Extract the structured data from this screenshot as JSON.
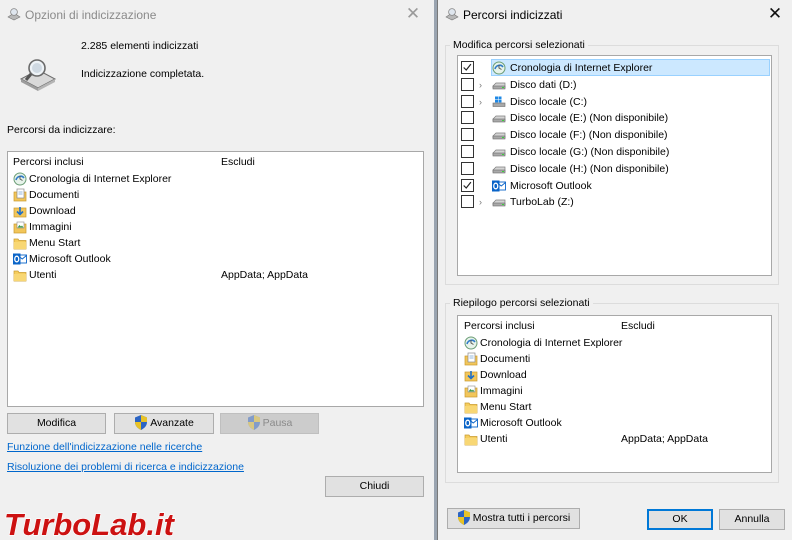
{
  "left_window": {
    "title": "Opzioni di indicizzazione",
    "count_text": "2.285 elementi indicizzati",
    "status_text": "Indicizzazione completata.",
    "section_label": "Percorsi da indicizzare:",
    "columns": {
      "included": "Percorsi inclusi",
      "excluded": "Escludi"
    },
    "items": [
      {
        "label": "Cronologia di Internet Explorer",
        "icon": "ie-history-icon",
        "exclude": ""
      },
      {
        "label": "Documenti",
        "icon": "documents-folder-icon",
        "exclude": ""
      },
      {
        "label": "Download",
        "icon": "download-folder-icon",
        "exclude": ""
      },
      {
        "label": "Immagini",
        "icon": "pictures-folder-icon",
        "exclude": ""
      },
      {
        "label": "Menu Start",
        "icon": "folder-icon",
        "exclude": ""
      },
      {
        "label": "Microsoft Outlook",
        "icon": "outlook-icon",
        "exclude": ""
      },
      {
        "label": "Utenti",
        "icon": "folder-icon",
        "exclude": "AppData; AppData"
      }
    ],
    "buttons": {
      "modify": "Modifica",
      "advanced": "Avanzate",
      "pause": "Pausa",
      "close": "Chiudi"
    },
    "links": {
      "search_indexing": "Funzione dell'indicizzazione nelle ricerche",
      "troubleshoot": "Risoluzione dei problemi di ricerca e indicizzazione"
    }
  },
  "right_window": {
    "title": "Percorsi indicizzati",
    "modify_group_label": "Modifica percorsi selezionati",
    "tree": [
      {
        "label": "Cronologia di Internet Explorer",
        "checked": true,
        "expandable": false,
        "selected": true,
        "icon": "ie-history-icon"
      },
      {
        "label": "Disco dati (D:)",
        "checked": false,
        "expandable": true,
        "selected": false,
        "icon": "drive-icon"
      },
      {
        "label": "Disco locale (C:)",
        "checked": false,
        "expandable": true,
        "selected": false,
        "icon": "windows-drive-icon"
      },
      {
        "label": "Disco locale (E:) (Non disponibile)",
        "checked": false,
        "expandable": false,
        "selected": false,
        "icon": "drive-icon"
      },
      {
        "label": "Disco locale (F:) (Non disponibile)",
        "checked": false,
        "expandable": false,
        "selected": false,
        "icon": "drive-icon"
      },
      {
        "label": "Disco locale (G:) (Non disponibile)",
        "checked": false,
        "expandable": false,
        "selected": false,
        "icon": "drive-icon"
      },
      {
        "label": "Disco locale (H:) (Non disponibile)",
        "checked": false,
        "expandable": false,
        "selected": false,
        "icon": "drive-icon"
      },
      {
        "label": "Microsoft Outlook",
        "checked": true,
        "expandable": false,
        "selected": false,
        "icon": "outlook-icon"
      },
      {
        "label": "TurboLab (Z:)",
        "checked": false,
        "expandable": true,
        "selected": false,
        "icon": "drive-icon"
      }
    ],
    "summary_group_label": "Riepilogo percorsi selezionati",
    "columns": {
      "included": "Percorsi inclusi",
      "excluded": "Escludi"
    },
    "summary_items": [
      {
        "label": "Cronologia di Internet Explorer",
        "icon": "ie-history-icon",
        "exclude": ""
      },
      {
        "label": "Documenti",
        "icon": "documents-folder-icon",
        "exclude": ""
      },
      {
        "label": "Download",
        "icon": "download-folder-icon",
        "exclude": ""
      },
      {
        "label": "Immagini",
        "icon": "pictures-folder-icon",
        "exclude": ""
      },
      {
        "label": "Menu Start",
        "icon": "folder-icon",
        "exclude": ""
      },
      {
        "label": "Microsoft Outlook",
        "icon": "outlook-icon",
        "exclude": ""
      },
      {
        "label": "Utenti",
        "icon": "folder-icon",
        "exclude": "AppData; AppData"
      }
    ],
    "buttons": {
      "show_all": "Mostra tutti i percorsi",
      "ok": "OK",
      "cancel": "Annulla"
    }
  },
  "watermark": {
    "text": "TurboLab.it"
  },
  "colors": {
    "link": "#0066cc",
    "accent": "#0078d7",
    "selection": "#cce8ff",
    "watermark_red": "#cc1111"
  }
}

**Prompt**
Copy every record above exactly, leaving out the pictures.

**Output of the task**
Extract the structured data from this screenshot as JSON.
{
  "left_window": {
    "title": "Opzioni di indicizzazione",
    "count_text": "2.285 elementi indicizzati",
    "status_text": "Indicizzazione completata.",
    "section_label": "Percorsi da indicizzare:",
    "columns": {
      "included": "Percorsi inclusi",
      "excluded": "Escludi"
    },
    "items": [
      {
        "label": "Cronologia di Internet Explorer",
        "icon": "ie-history-icon",
        "exclude": ""
      },
      {
        "label": "Documenti",
        "icon": "documents-folder-icon",
        "exclude": ""
      },
      {
        "label": "Download",
        "icon": "download-folder-icon",
        "exclude": ""
      },
      {
        "label": "Immagini",
        "icon": "pictures-folder-icon",
        "exclude": ""
      },
      {
        "label": "Menu Start",
        "icon": "folder-icon",
        "exclude": ""
      },
      {
        "label": "Microsoft Outlook",
        "icon": "outlook-icon",
        "exclude": ""
      },
      {
        "label": "Utenti",
        "icon": "folder-icon",
        "exclude": "AppData; AppData"
      }
    ],
    "buttons": {
      "modify": "Modifica",
      "advanced": "Avanzate",
      "pause": "Pausa",
      "close": "Chiudi"
    },
    "links": {
      "search_indexing": "Funzione dell'indicizzazione nelle ricerche",
      "troubleshoot": "Risoluzione dei problemi di ricerca e indicizzazione"
    }
  },
  "right_window": {
    "title": "Percorsi indicizzati",
    "modify_group_label": "Modifica percorsi selezionati",
    "tree": [
      {
        "label": "Cronologia di Internet Explorer",
        "checked": true,
        "expandable": false,
        "selected": true,
        "icon": "ie-history-icon"
      },
      {
        "label": "Disco dati (D:)",
        "checked": false,
        "expandable": true,
        "selected": false,
        "icon": "drive-icon"
      },
      {
        "label": "Disco locale (C:)",
        "checked": false,
        "expandable": true,
        "selected": false,
        "icon": "windows-drive-icon"
      },
      {
        "label": "Disco locale (E:) (Non disponibile)",
        "checked": false,
        "expandable": false,
        "selected": false,
        "icon": "drive-icon"
      },
      {
        "label": "Disco locale (F:) (Non disponibile)",
        "checked": false,
        "expandable": false,
        "selected": false,
        "icon": "drive-icon"
      },
      {
        "label": "Disco locale (G:) (Non disponibile)",
        "checked": false,
        "expandable": false,
        "selected": false,
        "icon": "drive-icon"
      },
      {
        "label": "Disco locale (H:) (Non disponibile)",
        "checked": false,
        "expandable": false,
        "selected": false,
        "icon": "drive-icon"
      },
      {
        "label": "Microsoft Outlook",
        "checked": true,
        "expandable": false,
        "selected": false,
        "icon": "outlook-icon"
      },
      {
        "label": "TurboLab (Z:)",
        "checked": false,
        "expandable": true,
        "selected": false,
        "icon": "drive-icon"
      }
    ],
    "summary_group_label": "Riepilogo percorsi selezionati",
    "columns": {
      "included": "Percorsi inclusi",
      "excluded": "Escludi"
    },
    "summary_items": [
      {
        "label": "Cronologia di Internet Explorer",
        "icon": "ie-history-icon",
        "exclude": ""
      },
      {
        "label": "Documenti",
        "icon": "documents-folder-icon",
        "exclude": ""
      },
      {
        "label": "Download",
        "icon": "download-folder-icon",
        "exclude": ""
      },
      {
        "label": "Immagini",
        "icon": "pictures-folder-icon",
        "exclude": ""
      },
      {
        "label": "Menu Start",
        "icon": "folder-icon",
        "exclude": ""
      },
      {
        "label": "Microsoft Outlook",
        "icon": "outlook-icon",
        "exclude": ""
      },
      {
        "label": "Utenti",
        "icon": "folder-icon",
        "exclude": "AppData; AppData"
      }
    ],
    "buttons": {
      "show_all": "Mostra tutti i percorsi",
      "ok": "OK",
      "cancel": "Annulla"
    }
  },
  "watermark": {
    "text": "TurboLab.it"
  },
  "colors": {
    "link": "#0066cc",
    "accent": "#0078d7",
    "selection": "#cce8ff",
    "watermark_red": "#cc1111"
  }
}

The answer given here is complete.